BEGIN DATASET ROWS

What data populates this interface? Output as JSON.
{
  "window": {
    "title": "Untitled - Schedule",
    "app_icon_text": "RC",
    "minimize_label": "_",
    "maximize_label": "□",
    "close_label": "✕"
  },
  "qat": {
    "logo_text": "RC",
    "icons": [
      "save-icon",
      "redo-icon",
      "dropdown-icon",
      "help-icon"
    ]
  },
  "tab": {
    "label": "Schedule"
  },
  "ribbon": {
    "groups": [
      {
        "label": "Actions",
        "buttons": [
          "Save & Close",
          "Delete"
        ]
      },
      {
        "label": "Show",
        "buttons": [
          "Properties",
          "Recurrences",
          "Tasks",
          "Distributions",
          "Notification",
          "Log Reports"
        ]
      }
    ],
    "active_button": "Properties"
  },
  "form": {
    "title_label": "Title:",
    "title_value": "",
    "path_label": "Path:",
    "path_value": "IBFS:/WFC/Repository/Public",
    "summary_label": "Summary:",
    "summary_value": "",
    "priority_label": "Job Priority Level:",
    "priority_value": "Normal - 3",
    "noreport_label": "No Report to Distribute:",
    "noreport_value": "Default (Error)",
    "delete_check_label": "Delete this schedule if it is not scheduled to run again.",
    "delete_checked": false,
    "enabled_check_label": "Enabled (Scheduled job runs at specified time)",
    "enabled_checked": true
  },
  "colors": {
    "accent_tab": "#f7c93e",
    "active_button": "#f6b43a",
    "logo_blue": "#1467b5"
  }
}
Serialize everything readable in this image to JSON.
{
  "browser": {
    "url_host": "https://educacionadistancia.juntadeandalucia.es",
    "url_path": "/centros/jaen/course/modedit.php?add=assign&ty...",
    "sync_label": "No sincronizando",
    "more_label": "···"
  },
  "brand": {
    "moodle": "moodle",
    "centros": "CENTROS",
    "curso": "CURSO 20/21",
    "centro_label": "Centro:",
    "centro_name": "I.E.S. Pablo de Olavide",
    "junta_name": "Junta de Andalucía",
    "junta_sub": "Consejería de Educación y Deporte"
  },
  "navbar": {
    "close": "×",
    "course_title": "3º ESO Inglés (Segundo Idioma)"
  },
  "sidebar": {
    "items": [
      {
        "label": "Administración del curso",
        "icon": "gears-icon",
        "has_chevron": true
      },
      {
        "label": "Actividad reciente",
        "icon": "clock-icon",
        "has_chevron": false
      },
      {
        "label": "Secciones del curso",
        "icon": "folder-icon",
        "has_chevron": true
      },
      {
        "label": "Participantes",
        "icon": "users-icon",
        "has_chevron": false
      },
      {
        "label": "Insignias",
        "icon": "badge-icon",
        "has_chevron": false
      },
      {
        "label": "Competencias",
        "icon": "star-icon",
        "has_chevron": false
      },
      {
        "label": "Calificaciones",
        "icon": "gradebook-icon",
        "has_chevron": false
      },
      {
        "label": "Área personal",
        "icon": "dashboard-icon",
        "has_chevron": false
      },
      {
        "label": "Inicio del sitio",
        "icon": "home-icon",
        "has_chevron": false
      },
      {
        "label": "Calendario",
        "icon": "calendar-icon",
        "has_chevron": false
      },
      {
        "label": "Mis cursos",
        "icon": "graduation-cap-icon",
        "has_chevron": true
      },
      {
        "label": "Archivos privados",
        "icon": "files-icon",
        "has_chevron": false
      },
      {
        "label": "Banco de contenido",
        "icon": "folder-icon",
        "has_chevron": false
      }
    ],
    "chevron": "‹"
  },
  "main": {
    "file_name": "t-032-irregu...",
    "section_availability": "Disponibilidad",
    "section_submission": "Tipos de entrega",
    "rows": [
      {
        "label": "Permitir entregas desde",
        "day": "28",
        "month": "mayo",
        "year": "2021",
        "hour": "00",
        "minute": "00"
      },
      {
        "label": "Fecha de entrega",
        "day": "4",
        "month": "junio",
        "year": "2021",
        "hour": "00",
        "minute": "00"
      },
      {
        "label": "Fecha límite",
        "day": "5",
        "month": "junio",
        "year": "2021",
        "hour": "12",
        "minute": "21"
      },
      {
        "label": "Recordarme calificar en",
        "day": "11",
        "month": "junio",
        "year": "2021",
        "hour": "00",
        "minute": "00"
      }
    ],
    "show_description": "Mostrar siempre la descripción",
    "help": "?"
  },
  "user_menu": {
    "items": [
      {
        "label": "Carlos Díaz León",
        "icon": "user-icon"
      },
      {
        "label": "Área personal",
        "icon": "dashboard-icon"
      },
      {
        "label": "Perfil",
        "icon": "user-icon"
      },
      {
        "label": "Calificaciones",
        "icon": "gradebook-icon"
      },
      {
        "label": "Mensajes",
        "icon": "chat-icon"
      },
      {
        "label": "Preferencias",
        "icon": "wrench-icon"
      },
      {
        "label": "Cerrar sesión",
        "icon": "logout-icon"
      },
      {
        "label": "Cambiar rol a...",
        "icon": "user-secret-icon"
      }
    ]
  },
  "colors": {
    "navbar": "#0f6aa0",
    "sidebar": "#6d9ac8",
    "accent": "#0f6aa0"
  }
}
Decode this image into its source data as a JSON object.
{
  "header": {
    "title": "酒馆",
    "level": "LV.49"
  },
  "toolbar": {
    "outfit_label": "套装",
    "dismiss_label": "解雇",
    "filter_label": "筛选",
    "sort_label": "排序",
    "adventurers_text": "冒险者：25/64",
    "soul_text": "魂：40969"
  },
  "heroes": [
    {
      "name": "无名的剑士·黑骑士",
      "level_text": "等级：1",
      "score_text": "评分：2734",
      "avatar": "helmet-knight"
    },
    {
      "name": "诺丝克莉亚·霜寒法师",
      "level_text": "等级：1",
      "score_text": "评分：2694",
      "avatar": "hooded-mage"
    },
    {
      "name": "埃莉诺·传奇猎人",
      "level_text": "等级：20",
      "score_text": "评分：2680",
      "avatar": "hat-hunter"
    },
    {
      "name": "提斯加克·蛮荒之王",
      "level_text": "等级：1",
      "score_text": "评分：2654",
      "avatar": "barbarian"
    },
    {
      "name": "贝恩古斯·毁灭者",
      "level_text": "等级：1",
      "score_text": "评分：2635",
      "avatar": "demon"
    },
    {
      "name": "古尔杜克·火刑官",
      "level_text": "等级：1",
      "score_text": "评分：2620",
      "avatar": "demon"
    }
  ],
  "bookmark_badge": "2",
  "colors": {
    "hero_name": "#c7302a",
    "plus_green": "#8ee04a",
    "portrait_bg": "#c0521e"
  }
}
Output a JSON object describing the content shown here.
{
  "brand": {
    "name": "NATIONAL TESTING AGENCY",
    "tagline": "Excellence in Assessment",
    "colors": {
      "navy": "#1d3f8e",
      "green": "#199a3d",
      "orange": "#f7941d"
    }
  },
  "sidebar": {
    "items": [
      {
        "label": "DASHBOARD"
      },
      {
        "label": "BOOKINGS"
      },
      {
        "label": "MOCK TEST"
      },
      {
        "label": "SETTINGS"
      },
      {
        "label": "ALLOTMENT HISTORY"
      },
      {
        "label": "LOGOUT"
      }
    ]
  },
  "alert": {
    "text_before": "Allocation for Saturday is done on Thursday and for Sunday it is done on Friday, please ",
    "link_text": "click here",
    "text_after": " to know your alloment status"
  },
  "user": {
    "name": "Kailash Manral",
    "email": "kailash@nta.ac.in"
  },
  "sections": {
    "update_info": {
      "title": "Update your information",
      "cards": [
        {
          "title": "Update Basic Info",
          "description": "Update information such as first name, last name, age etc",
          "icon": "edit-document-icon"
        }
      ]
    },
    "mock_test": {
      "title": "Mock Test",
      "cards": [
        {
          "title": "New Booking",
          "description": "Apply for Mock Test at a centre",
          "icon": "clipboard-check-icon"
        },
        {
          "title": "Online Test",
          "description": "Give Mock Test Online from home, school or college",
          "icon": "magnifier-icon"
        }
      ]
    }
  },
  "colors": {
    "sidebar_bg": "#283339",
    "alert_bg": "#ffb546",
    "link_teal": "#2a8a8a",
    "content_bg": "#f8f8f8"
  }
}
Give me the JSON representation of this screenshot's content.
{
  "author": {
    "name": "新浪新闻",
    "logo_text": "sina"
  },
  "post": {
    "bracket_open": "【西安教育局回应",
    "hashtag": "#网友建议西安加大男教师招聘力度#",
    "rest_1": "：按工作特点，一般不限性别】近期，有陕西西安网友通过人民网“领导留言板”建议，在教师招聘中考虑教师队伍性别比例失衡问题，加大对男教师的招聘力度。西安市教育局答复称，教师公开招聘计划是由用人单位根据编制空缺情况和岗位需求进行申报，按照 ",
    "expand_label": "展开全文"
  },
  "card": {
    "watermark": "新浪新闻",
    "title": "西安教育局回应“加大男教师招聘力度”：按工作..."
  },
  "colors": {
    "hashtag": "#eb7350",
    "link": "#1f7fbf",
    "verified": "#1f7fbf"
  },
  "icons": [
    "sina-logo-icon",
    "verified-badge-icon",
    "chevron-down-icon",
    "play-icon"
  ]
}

END DATASET ROWS

EXERCISE TASK:
Go through the listing above line by line and say how many lines hold the word "Output". Reply with that number only.

WRITTEN RESPONSE:
2